## Given exercise
Without the pictures, copy the entries below word for word.
--- Start The data ---
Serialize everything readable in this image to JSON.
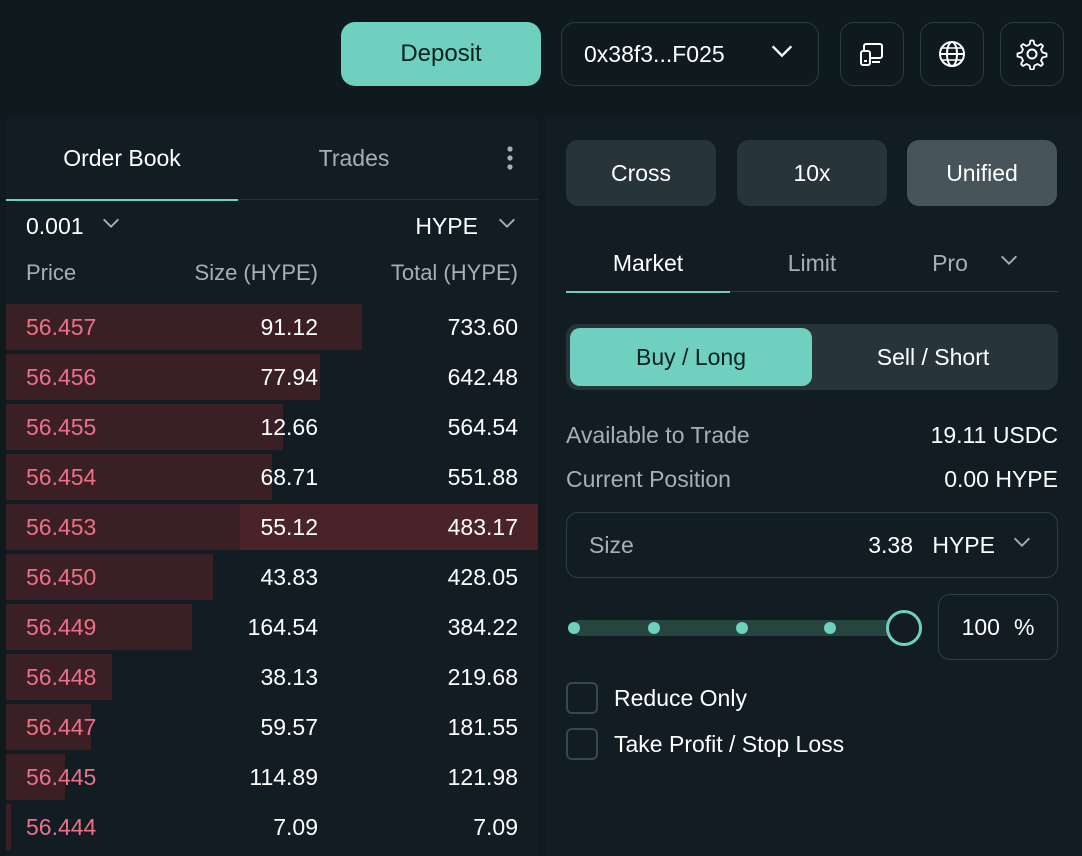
{
  "header": {
    "deposit_label": "Deposit",
    "wallet_address": "0x38f3...F025"
  },
  "orderbook": {
    "tabs": [
      {
        "label": "Order Book",
        "active": true
      },
      {
        "label": "Trades",
        "active": false
      }
    ],
    "precision": "0.001",
    "asset": "HYPE",
    "columns": {
      "price": "Price",
      "size": "Size (HYPE)",
      "total": "Total (HYPE)"
    },
    "asks": [
      {
        "price": "56.457",
        "size": "91.12",
        "total": "733.60",
        "depth_pct": 67
      },
      {
        "price": "56.456",
        "size": "77.94",
        "total": "642.48",
        "depth_pct": 59
      },
      {
        "price": "56.455",
        "size": "12.66",
        "total": "564.54",
        "depth_pct": 52
      },
      {
        "price": "56.454",
        "size": "68.71",
        "total": "551.88",
        "depth_pct": 50
      },
      {
        "price": "56.453",
        "size": "55.12",
        "total": "483.17",
        "depth_pct": 44,
        "highlighted": true
      },
      {
        "price": "56.450",
        "size": "43.83",
        "total": "428.05",
        "depth_pct": 39
      },
      {
        "price": "56.449",
        "size": "164.54",
        "total": "384.22",
        "depth_pct": 35
      },
      {
        "price": "56.448",
        "size": "38.13",
        "total": "219.68",
        "depth_pct": 20
      },
      {
        "price": "56.447",
        "size": "59.57",
        "total": "181.55",
        "depth_pct": 16
      },
      {
        "price": "56.445",
        "size": "114.89",
        "total": "121.98",
        "depth_pct": 11
      },
      {
        "price": "56.444",
        "size": "7.09",
        "total": "7.09",
        "depth_pct": 1
      }
    ]
  },
  "trade": {
    "margin_mode": "Cross",
    "leverage": "10x",
    "account_mode": "Unified",
    "order_tabs": {
      "market": "Market",
      "limit": "Limit",
      "pro": "Pro"
    },
    "side": {
      "buy": "Buy / Long",
      "sell": "Sell / Short"
    },
    "available_label": "Available to Trade",
    "available_value": "19.11 USDC",
    "position_label": "Current Position",
    "position_value": "0.00 HYPE",
    "size_label": "Size",
    "size_value": "3.38",
    "size_unit": "HYPE",
    "slider_percent": "100",
    "percent_sign": "%",
    "reduce_only": "Reduce Only",
    "tp_sl": "Take Profit / Stop Loss"
  },
  "colors": {
    "accent": "#6fd0c0",
    "ask_text": "#ed7088",
    "depth_bar": "#3a1f25",
    "background": "#0f1a1f"
  }
}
--- End The data ---
## Written solution
Serialize everything readable in this image to JSON.
{
  "header": {
    "deposit_label": "Deposit",
    "wallet_address": "0x38f3...F025"
  },
  "orderbook": {
    "tabs": [
      {
        "label": "Order Book",
        "active": true
      },
      {
        "label": "Trades",
        "active": false
      }
    ],
    "precision": "0.001",
    "asset": "HYPE",
    "columns": {
      "price": "Price",
      "size": "Size (HYPE)",
      "total": "Total (HYPE)"
    },
    "asks": [
      {
        "price": "56.457",
        "size": "91.12",
        "total": "733.60",
        "depth_pct": 67
      },
      {
        "price": "56.456",
        "size": "77.94",
        "total": "642.48",
        "depth_pct": 59
      },
      {
        "price": "56.455",
        "size": "12.66",
        "total": "564.54",
        "depth_pct": 52
      },
      {
        "price": "56.454",
        "size": "68.71",
        "total": "551.88",
        "depth_pct": 50
      },
      {
        "price": "56.453",
        "size": "55.12",
        "total": "483.17",
        "depth_pct": 44,
        "highlighted": true
      },
      {
        "price": "56.450",
        "size": "43.83",
        "total": "428.05",
        "depth_pct": 39
      },
      {
        "price": "56.449",
        "size": "164.54",
        "total": "384.22",
        "depth_pct": 35
      },
      {
        "price": "56.448",
        "size": "38.13",
        "total": "219.68",
        "depth_pct": 20
      },
      {
        "price": "56.447",
        "size": "59.57",
        "total": "181.55",
        "depth_pct": 16
      },
      {
        "price": "56.445",
        "size": "114.89",
        "total": "121.98",
        "depth_pct": 11
      },
      {
        "price": "56.444",
        "size": "7.09",
        "total": "7.09",
        "depth_pct": 1
      }
    ]
  },
  "trade": {
    "margin_mode": "Cross",
    "leverage": "10x",
    "account_mode": "Unified",
    "order_tabs": {
      "market": "Market",
      "limit": "Limit",
      "pro": "Pro"
    },
    "side": {
      "buy": "Buy / Long",
      "sell": "Sell / Short"
    },
    "available_label": "Available to Trade",
    "available_value": "19.11 USDC",
    "position_label": "Current Position",
    "position_value": "0.00 HYPE",
    "size_label": "Size",
    "size_value": "3.38",
    "size_unit": "HYPE",
    "slider_percent": "100",
    "percent_sign": "%",
    "reduce_only": "Reduce Only",
    "tp_sl": "Take Profit / Stop Loss"
  },
  "colors": {
    "accent": "#6fd0c0",
    "ask_text": "#ed7088",
    "depth_bar": "#3a1f25",
    "background": "#0f1a1f"
  }
}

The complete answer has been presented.